Required task
Could you rewrite these rows with every "interactable" changed to "clickable" and everything else left as it is?
______
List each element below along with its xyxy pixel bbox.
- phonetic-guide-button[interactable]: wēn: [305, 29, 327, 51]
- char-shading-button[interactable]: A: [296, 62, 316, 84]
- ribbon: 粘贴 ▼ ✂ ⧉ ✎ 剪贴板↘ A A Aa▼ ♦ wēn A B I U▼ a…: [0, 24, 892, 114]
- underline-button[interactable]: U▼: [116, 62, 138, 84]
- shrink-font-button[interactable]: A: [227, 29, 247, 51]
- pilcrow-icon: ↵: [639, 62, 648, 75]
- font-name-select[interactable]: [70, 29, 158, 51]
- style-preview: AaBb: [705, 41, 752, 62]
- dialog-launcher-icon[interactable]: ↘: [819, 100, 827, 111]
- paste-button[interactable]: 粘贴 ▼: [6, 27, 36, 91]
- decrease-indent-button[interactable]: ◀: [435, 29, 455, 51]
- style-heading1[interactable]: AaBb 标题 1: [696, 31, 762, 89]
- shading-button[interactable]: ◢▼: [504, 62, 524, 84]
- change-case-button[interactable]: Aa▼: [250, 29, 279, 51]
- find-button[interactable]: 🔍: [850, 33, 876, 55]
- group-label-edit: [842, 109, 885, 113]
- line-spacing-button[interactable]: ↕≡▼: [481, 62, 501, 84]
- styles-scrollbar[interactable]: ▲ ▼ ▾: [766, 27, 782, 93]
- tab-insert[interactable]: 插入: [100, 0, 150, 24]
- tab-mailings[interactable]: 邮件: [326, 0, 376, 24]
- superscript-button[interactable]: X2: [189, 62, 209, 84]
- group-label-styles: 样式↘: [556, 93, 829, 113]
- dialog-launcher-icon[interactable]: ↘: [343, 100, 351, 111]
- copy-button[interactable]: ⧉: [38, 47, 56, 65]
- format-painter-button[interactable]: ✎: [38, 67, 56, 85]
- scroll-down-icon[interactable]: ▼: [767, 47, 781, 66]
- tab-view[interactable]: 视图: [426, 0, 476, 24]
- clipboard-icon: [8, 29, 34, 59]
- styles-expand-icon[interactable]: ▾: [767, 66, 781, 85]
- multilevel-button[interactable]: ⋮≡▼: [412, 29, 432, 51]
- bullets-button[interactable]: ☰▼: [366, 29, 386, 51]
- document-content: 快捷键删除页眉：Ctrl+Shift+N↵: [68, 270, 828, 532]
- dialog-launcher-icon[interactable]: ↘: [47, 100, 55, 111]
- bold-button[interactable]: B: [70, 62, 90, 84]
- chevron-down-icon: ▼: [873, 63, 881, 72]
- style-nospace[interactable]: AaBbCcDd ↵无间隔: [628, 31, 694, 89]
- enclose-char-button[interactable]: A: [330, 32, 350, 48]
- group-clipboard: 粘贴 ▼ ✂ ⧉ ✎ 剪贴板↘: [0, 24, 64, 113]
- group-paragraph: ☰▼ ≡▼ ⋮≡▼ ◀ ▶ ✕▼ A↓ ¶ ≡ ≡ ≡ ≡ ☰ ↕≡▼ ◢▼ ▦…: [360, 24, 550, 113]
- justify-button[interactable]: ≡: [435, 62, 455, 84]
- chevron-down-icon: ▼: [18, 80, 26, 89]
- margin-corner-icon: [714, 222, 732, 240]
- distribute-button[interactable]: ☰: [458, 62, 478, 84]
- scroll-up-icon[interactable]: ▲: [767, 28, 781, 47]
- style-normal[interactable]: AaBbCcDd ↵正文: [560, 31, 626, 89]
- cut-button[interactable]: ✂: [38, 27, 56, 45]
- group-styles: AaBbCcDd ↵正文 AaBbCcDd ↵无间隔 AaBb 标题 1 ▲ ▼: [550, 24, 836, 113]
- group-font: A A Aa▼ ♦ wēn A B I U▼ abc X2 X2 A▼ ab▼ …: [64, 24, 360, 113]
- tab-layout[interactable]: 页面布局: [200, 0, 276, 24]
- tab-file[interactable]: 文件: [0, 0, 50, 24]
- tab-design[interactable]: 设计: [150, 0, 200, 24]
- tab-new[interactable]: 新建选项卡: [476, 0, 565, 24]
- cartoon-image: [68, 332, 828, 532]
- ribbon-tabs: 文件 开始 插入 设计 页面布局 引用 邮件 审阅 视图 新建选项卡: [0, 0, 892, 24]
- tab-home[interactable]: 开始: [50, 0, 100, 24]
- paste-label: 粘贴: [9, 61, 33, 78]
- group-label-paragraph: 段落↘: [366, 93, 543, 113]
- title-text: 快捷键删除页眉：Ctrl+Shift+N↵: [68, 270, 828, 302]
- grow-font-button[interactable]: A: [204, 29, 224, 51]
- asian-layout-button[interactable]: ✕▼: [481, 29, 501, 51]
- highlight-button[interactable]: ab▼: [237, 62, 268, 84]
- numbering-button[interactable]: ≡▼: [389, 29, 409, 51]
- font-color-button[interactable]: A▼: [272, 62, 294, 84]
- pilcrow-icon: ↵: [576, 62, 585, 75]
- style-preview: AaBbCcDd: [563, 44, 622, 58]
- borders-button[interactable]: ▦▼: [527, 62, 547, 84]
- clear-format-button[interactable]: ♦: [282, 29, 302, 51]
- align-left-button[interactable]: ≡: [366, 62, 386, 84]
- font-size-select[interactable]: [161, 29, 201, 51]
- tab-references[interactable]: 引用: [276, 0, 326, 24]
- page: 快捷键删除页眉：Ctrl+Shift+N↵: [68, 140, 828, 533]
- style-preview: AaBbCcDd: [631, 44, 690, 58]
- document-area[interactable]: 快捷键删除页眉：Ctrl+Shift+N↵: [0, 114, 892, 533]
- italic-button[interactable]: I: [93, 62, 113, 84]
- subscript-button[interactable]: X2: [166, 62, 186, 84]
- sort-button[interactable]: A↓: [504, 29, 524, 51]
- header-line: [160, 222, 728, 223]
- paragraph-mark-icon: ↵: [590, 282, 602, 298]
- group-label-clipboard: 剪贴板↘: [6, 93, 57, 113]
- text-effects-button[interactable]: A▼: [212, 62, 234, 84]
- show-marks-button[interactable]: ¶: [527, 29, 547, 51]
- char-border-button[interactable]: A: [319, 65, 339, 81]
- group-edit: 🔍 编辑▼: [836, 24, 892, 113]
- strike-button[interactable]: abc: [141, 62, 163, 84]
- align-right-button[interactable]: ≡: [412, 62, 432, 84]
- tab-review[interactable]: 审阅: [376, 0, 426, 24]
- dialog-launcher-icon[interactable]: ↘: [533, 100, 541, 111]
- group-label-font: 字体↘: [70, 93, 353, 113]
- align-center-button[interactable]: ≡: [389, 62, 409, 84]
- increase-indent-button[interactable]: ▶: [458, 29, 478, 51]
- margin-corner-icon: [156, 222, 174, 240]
______
Reply
List each element below along with its xyxy pixel bbox.
- phonetic-guide-button[clickable]: wēn: [305, 29, 327, 51]
- char-shading-button[clickable]: A: [296, 62, 316, 84]
- ribbon: 粘贴 ▼ ✂ ⧉ ✎ 剪贴板↘ A A Aa▼ ♦ wēn A B I U▼ a…: [0, 24, 892, 114]
- underline-button[clickable]: U▼: [116, 62, 138, 84]
- shrink-font-button[clickable]: A: [227, 29, 247, 51]
- pilcrow-icon: ↵: [639, 62, 648, 75]
- font-name-select[clickable]: [70, 29, 158, 51]
- style-preview: AaBb: [705, 41, 752, 62]
- dialog-launcher-icon[clickable]: ↘: [819, 100, 827, 111]
- paste-button[clickable]: 粘贴 ▼: [6, 27, 36, 91]
- decrease-indent-button[clickable]: ◀: [435, 29, 455, 51]
- style-heading1[clickable]: AaBb 标题 1: [696, 31, 762, 89]
- shading-button[clickable]: ◢▼: [504, 62, 524, 84]
- change-case-button[clickable]: Aa▼: [250, 29, 279, 51]
- find-button[clickable]: 🔍: [850, 33, 876, 55]
- group-label-edit: [842, 109, 885, 113]
- line-spacing-button[clickable]: ↕≡▼: [481, 62, 501, 84]
- styles-scrollbar[clickable]: ▲ ▼ ▾: [766, 27, 782, 93]
- tab-insert[clickable]: 插入: [100, 0, 150, 24]
- tab-mailings[clickable]: 邮件: [326, 0, 376, 24]
- superscript-button[clickable]: X2: [189, 62, 209, 84]
- group-label-styles: 样式↘: [556, 93, 829, 113]
- dialog-launcher-icon[clickable]: ↘: [343, 100, 351, 111]
- copy-button[clickable]: ⧉: [38, 47, 56, 65]
- format-painter-button[clickable]: ✎: [38, 67, 56, 85]
- scroll-down-icon[clickable]: ▼: [767, 47, 781, 66]
- tab-view[clickable]: 视图: [426, 0, 476, 24]
- clipboard-icon: [8, 29, 34, 59]
- styles-expand-icon[clickable]: ▾: [767, 66, 781, 85]
- multilevel-button[clickable]: ⋮≡▼: [412, 29, 432, 51]
- bullets-button[clickable]: ☰▼: [366, 29, 386, 51]
- document-content: 快捷键删除页眉：Ctrl+Shift+N↵: [68, 270, 828, 532]
- dialog-launcher-icon[clickable]: ↘: [47, 100, 55, 111]
- bold-button[clickable]: B: [70, 62, 90, 84]
- chevron-down-icon: ▼: [873, 63, 881, 72]
- style-nospace[clickable]: AaBbCcDd ↵无间隔: [628, 31, 694, 89]
- enclose-char-button[clickable]: A: [330, 32, 350, 48]
- group-clipboard: 粘贴 ▼ ✂ ⧉ ✎ 剪贴板↘: [0, 24, 64, 113]
- group-paragraph: ☰▼ ≡▼ ⋮≡▼ ◀ ▶ ✕▼ A↓ ¶ ≡ ≡ ≡ ≡ ☰ ↕≡▼ ◢▼ ▦…: [360, 24, 550, 113]
- justify-button[clickable]: ≡: [435, 62, 455, 84]
- chevron-down-icon: ▼: [18, 80, 26, 89]
- margin-corner-icon: [714, 222, 732, 240]
- distribute-button[clickable]: ☰: [458, 62, 478, 84]
- scroll-up-icon[clickable]: ▲: [767, 28, 781, 47]
- style-normal[clickable]: AaBbCcDd ↵正文: [560, 31, 626, 89]
- cut-button[clickable]: ✂: [38, 27, 56, 45]
- group-styles: AaBbCcDd ↵正文 AaBbCcDd ↵无间隔 AaBb 标题 1 ▲ ▼: [550, 24, 836, 113]
- group-font: A A Aa▼ ♦ wēn A B I U▼ abc X2 X2 A▼ ab▼ …: [64, 24, 360, 113]
- tab-layout[clickable]: 页面布局: [200, 0, 276, 24]
- tab-file[clickable]: 文件: [0, 0, 50, 24]
- tab-design[clickable]: 设计: [150, 0, 200, 24]
- tab-new[clickable]: 新建选项卡: [476, 0, 565, 24]
- cartoon-image: [68, 332, 828, 532]
- ribbon-tabs: 文件 开始 插入 设计 页面布局 引用 邮件 审阅 视图 新建选项卡: [0, 0, 892, 24]
- tab-home[clickable]: 开始: [50, 0, 100, 24]
- paste-label: 粘贴: [9, 61, 33, 78]
- group-label-paragraph: 段落↘: [366, 93, 543, 113]
- title-text: 快捷键删除页眉：Ctrl+Shift+N↵: [68, 270, 828, 302]
- grow-font-button[clickable]: A: [204, 29, 224, 51]
- asian-layout-button[clickable]: ✕▼: [481, 29, 501, 51]
- highlight-button[clickable]: ab▼: [237, 62, 268, 84]
- numbering-button[clickable]: ≡▼: [389, 29, 409, 51]
- font-color-button[clickable]: A▼: [272, 62, 294, 84]
- pilcrow-icon: ↵: [576, 62, 585, 75]
- style-preview: AaBbCcDd: [563, 44, 622, 58]
- borders-button[clickable]: ▦▼: [527, 62, 547, 84]
- clear-format-button[clickable]: ♦: [282, 29, 302, 51]
- align-left-button[clickable]: ≡: [366, 62, 386, 84]
- font-size-select[clickable]: [161, 29, 201, 51]
- tab-references[clickable]: 引用: [276, 0, 326, 24]
- page: 快捷键删除页眉：Ctrl+Shift+N↵: [68, 140, 828, 533]
- style-preview: AaBbCcDd: [631, 44, 690, 58]
- document-area[clickable]: 快捷键删除页眉：Ctrl+Shift+N↵: [0, 114, 892, 533]
- italic-button[clickable]: I: [93, 62, 113, 84]
- subscript-button[clickable]: X2: [166, 62, 186, 84]
- sort-button[clickable]: A↓: [504, 29, 524, 51]
- header-line: [160, 222, 728, 223]
- paragraph-mark-icon: ↵: [590, 282, 602, 298]
- group-label-clipboard: 剪贴板↘: [6, 93, 57, 113]
- text-effects-button[clickable]: A▼: [212, 62, 234, 84]
- show-marks-button[clickable]: ¶: [527, 29, 547, 51]
- char-border-button[clickable]: A: [319, 65, 339, 81]
- group-edit: 🔍 编辑▼: [836, 24, 892, 113]
- strike-button[clickable]: abc: [141, 62, 163, 84]
- align-right-button[clickable]: ≡: [412, 62, 432, 84]
- tab-review[clickable]: 审阅: [376, 0, 426, 24]
- dialog-launcher-icon[clickable]: ↘: [533, 100, 541, 111]
- group-label-font: 字体↘: [70, 93, 353, 113]
- align-center-button[clickable]: ≡: [389, 62, 409, 84]
- increase-indent-button[clickable]: ▶: [458, 29, 478, 51]
- margin-corner-icon: [156, 222, 174, 240]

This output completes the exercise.